== Source material ==
** Begin **
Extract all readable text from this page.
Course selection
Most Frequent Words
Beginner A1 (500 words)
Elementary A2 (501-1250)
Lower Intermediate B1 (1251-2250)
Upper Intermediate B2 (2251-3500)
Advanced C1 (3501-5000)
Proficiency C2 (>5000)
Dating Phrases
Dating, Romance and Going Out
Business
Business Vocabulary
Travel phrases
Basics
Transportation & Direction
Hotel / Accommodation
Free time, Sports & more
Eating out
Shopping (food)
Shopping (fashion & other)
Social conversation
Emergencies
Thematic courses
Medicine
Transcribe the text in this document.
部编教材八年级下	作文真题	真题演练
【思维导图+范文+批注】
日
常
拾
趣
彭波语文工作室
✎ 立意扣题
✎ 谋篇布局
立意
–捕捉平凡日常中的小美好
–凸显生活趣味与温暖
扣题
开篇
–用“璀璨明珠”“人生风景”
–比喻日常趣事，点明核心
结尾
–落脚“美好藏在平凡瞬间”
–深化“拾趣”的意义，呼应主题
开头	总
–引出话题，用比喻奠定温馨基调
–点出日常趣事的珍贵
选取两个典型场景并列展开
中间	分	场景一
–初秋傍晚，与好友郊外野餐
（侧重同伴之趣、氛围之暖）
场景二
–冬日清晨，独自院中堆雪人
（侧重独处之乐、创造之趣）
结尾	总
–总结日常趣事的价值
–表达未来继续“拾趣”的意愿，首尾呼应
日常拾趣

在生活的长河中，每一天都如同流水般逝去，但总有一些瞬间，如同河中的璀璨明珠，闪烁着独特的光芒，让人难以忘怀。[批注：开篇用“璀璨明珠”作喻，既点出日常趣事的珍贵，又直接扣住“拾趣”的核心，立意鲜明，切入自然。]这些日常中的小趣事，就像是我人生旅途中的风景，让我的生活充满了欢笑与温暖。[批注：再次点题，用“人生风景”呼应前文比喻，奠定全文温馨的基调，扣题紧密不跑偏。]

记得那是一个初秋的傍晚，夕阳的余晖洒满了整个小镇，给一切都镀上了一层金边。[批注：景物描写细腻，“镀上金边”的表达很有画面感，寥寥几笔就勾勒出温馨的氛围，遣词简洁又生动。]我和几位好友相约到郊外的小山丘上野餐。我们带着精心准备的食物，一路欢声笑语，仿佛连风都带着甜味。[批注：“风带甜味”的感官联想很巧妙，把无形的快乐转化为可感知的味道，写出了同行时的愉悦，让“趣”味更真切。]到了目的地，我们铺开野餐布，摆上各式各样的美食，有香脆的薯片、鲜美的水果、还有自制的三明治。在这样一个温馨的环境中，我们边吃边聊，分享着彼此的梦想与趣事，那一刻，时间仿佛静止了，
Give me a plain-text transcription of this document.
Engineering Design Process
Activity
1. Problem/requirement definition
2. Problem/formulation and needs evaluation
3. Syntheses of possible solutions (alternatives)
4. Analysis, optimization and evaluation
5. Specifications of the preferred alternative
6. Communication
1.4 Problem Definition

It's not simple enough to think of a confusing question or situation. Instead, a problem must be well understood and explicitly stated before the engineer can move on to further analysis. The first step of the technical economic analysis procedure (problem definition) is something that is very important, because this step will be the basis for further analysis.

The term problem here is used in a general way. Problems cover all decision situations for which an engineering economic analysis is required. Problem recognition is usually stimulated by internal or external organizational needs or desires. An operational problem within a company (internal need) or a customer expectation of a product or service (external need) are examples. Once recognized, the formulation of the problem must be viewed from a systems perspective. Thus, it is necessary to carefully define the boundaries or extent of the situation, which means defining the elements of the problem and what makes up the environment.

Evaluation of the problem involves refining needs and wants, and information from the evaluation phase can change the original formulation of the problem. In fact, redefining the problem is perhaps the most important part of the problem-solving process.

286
** End **
== Problem details ==
Could you reproduce every record above exactly as it appears?

== Correct result ==
Extract all readable text from this page.
Course selection
Most Frequent Words
Beginner A1 (500 words)
Elementary A2 (501-1250)
Lower Intermediate B1 (1251-2250)
Upper Intermediate B2 (2251-3500)
Advanced C1 (3501-5000)
Proficiency C2 (>5000)
Dating Phrases
Dating, Romance and Going Out
Business
Business Vocabulary
Travel phrases
Basics
Transportation & Direction
Hotel / Accommodation
Free time, Sports & more
Eating out
Shopping (food)
Shopping (fashion & other)
Social conversation
Emergencies
Thematic courses
Medicine
Transcribe the text in this document.
部编教材八年级下	作文真题	真题演练
【思维导图+范文+批注】
日
常
拾
趣
彭波语文工作室
✎ 立意扣题
✎ 谋篇布局
立意
–捕捉平凡日常中的小美好
–凸显生活趣味与温暖
扣题
开篇
–用“璀璨明珠”“人生风景”
–比喻日常趣事，点明核心
结尾
–落脚“美好藏在平凡瞬间”
–深化“拾趣”的意义，呼应主题
开头	总
–引出话题，用比喻奠定温馨基调
–点出日常趣事的珍贵
选取两个典型场景并列展开
中间	分	场景一
–初秋傍晚，与好友郊外野餐
（侧重同伴之趣、氛围之暖）
场景二
–冬日清晨，独自院中堆雪人
（侧重独处之乐、创造之趣）
结尾	总
–总结日常趣事的价值
–表达未来继续“拾趣”的意愿，首尾呼应
日常拾趣

在生活的长河中，每一天都如同流水般逝去，但总有一些瞬间，如同河中的璀璨明珠，闪烁着独特的光芒，让人难以忘怀。[批注：开篇用“璀璨明珠”作喻，既点出日常趣事的珍贵，又直接扣住“拾趣”的核心，立意鲜明，切入自然。]这些日常中的小趣事，就像是我人生旅途中的风景，让我的生活充满了欢笑与温暖。[批注：再次点题，用“人生风景”呼应前文比喻，奠定全文温馨的基调，扣题紧密不跑偏。]

记得那是一个初秋的傍晚，夕阳的余晖洒满了整个小镇，给一切都镀上了一层金边。[批注：景物描写细腻，“镀上金边”的表达很有画面感，寥寥几笔就勾勒出温馨的氛围，遣词简洁又生动。]我和几位好友相约到郊外的小山丘上野餐。我们带着精心准备的食物，一路欢声笑语，仿佛连风都带着甜味。[批注：“风带甜味”的感官联想很巧妙，把无形的快乐转化为可感知的味道，写出了同行时的愉悦，让“趣”味更真切。]到了目的地，我们铺开野餐布，摆上各式各样的美食，有香脆的薯片、鲜美的水果、还有自制的三明治。在这样一个温馨的环境中，我们边吃边聊，分享着彼此的梦想与趣事，那一刻，时间仿佛静止了，
Give me a plain-text transcription of this document.
Engineering Design Process
Activity
1. Problem/requirement definition
2. Problem/formulation and needs evaluation
3. Syntheses of possible solutions (alternatives)
4. Analysis, optimization and evaluation
5. Specifications of the preferred alternative
6. Communication
1.4 Problem Definition

It's not simple enough to think of a confusing question or situation. Instead, a problem must be well understood and explicitly stated before the engineer can move on to further analysis. The first step of the technical economic analysis procedure (problem definition) is something that is very important, because this step will be the basis for further analysis.

The term problem here is used in a general way. Problems cover all decision situations for which an engineering economic analysis is required. Problem recognition is usually stimulated by internal or external organizational needs or desires. An operational problem within a company (internal need) or a customer expectation of a product or service (external need) are examples. Once recognized, the formulation of the problem must be viewed from a systems perspective. Thus, it is necessary to carefully define the boundaries or extent of the situation, which means defining the elements of the problem and what makes up the environment.

Evaluation of the problem involves refining needs and wants, and information from the evaluation phase can change the original formulation of the problem. In fact, redefining the problem is perhaps the most important part of the problem-solving process.

286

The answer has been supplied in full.